Goal :: Copy each line of the records that holds the string "generation".

Material provided ::
Begin
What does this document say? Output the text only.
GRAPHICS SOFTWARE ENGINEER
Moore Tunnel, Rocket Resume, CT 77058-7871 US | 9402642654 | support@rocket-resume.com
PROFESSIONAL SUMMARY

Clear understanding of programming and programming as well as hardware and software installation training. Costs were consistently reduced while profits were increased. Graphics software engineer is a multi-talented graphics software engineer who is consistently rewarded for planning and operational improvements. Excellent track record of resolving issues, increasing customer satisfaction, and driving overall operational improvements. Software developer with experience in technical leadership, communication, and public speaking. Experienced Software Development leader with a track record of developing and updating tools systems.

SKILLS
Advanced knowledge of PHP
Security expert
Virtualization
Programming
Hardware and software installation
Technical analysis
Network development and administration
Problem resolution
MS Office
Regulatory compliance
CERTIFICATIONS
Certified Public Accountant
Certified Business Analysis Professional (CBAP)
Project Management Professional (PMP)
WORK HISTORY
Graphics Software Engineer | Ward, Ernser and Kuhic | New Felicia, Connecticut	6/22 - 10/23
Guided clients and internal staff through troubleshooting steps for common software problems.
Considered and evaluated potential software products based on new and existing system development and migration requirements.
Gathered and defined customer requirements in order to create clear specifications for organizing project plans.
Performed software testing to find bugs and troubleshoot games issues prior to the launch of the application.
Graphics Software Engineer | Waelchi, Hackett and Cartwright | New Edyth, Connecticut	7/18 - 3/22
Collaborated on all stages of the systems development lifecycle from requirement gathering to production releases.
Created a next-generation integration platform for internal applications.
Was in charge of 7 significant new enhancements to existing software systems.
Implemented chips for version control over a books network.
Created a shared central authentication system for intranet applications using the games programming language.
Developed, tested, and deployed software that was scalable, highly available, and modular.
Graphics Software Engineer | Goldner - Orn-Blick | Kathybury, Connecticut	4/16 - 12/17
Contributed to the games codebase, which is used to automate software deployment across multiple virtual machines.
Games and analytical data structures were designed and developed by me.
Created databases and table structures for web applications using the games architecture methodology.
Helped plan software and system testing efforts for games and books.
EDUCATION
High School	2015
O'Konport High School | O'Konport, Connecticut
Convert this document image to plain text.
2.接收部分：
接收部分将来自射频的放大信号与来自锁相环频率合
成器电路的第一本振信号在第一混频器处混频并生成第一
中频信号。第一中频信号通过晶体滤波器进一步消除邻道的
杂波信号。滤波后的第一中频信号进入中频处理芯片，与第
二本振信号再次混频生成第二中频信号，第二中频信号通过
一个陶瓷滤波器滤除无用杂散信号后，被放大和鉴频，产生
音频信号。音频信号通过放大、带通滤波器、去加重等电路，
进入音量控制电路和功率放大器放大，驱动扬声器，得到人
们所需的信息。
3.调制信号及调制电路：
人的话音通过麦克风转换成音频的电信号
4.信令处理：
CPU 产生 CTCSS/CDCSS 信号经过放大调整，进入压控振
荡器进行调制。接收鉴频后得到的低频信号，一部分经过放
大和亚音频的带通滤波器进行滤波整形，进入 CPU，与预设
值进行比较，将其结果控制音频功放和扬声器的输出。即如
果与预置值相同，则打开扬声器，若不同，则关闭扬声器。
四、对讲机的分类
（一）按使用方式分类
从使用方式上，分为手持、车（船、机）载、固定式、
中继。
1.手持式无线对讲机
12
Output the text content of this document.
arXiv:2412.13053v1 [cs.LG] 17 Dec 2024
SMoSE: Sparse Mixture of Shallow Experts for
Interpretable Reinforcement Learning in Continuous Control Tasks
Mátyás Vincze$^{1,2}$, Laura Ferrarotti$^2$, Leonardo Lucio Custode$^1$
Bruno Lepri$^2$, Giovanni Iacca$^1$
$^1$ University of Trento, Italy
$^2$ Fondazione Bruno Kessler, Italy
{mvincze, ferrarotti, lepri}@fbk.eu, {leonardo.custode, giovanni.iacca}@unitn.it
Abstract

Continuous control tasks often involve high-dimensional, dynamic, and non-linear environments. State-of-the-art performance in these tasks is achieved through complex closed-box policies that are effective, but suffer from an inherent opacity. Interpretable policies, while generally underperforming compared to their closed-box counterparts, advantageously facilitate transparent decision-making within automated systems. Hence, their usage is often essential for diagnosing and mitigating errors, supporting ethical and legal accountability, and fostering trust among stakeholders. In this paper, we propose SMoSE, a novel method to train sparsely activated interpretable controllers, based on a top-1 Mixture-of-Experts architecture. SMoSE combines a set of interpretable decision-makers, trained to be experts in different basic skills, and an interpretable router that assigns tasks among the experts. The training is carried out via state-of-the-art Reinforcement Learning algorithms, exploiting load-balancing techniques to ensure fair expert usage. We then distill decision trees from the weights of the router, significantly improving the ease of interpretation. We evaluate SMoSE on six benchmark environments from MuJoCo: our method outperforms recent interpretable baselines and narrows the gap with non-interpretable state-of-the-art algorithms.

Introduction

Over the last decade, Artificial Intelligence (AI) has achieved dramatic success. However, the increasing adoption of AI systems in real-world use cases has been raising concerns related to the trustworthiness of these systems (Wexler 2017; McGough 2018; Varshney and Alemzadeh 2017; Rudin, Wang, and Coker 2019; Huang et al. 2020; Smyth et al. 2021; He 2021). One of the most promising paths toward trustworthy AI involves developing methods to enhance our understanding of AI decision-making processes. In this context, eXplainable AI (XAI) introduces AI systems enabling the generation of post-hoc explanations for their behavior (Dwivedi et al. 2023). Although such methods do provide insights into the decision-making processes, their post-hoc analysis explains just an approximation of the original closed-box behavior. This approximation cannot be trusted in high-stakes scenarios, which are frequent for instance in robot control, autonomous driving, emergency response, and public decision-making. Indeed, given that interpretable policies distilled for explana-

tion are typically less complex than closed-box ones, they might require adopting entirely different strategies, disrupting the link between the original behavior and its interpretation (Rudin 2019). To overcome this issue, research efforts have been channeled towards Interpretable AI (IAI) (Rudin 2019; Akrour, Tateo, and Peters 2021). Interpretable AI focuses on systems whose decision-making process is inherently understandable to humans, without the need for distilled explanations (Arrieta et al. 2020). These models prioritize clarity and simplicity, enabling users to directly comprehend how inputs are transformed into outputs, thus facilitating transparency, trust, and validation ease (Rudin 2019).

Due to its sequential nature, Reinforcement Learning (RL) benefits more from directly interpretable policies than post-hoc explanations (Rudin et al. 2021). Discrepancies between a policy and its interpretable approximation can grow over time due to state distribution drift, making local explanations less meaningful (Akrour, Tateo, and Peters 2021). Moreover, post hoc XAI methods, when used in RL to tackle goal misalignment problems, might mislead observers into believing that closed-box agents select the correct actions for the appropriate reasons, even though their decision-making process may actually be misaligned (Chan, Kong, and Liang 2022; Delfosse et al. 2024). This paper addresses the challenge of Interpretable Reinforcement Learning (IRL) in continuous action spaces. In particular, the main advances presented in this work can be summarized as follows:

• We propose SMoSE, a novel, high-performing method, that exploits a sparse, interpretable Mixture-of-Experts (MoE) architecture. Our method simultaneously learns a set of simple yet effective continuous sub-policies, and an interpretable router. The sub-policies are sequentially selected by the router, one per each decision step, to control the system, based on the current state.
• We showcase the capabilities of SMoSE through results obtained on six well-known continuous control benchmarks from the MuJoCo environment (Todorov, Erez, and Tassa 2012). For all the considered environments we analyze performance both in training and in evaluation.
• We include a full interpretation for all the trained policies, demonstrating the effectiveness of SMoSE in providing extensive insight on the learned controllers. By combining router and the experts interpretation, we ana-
End
Task solution ::
Created a next-generation integration platform for internal applications.
Over the last decade, Artificial Intelligence (AI) has achieved dramatic success. However, the increasing adoption of AI systems in real-world use cases has been raising concerns related to the trustworthiness of these systems (Wexler 2017; McGough 2018; Varshney and Alemzadeh 2017; Rudin, Wang, and Coker 2019; Huang et al. 2020; Smyth et al. 2021; He 2021). One of the most promising paths toward trustworthy AI involves developing methods to enhance our understanding of AI decision-making processes. In this context, eXplainable AI (XAI) introduces AI systems enabling the generation of post-hoc explanations for their behavior (Dwivedi et al. 2023). Although such methods do provide insights into the decision-making processes, their post-hoc analysis explains just an approximation of the original closed-box behavior. This approximation cannot be trusted in high-stakes scenarios, which are frequent for instance in robot control, autonomous driving, emergency response, and public decision-making. Indeed, given that interpretable policies distilled for explana-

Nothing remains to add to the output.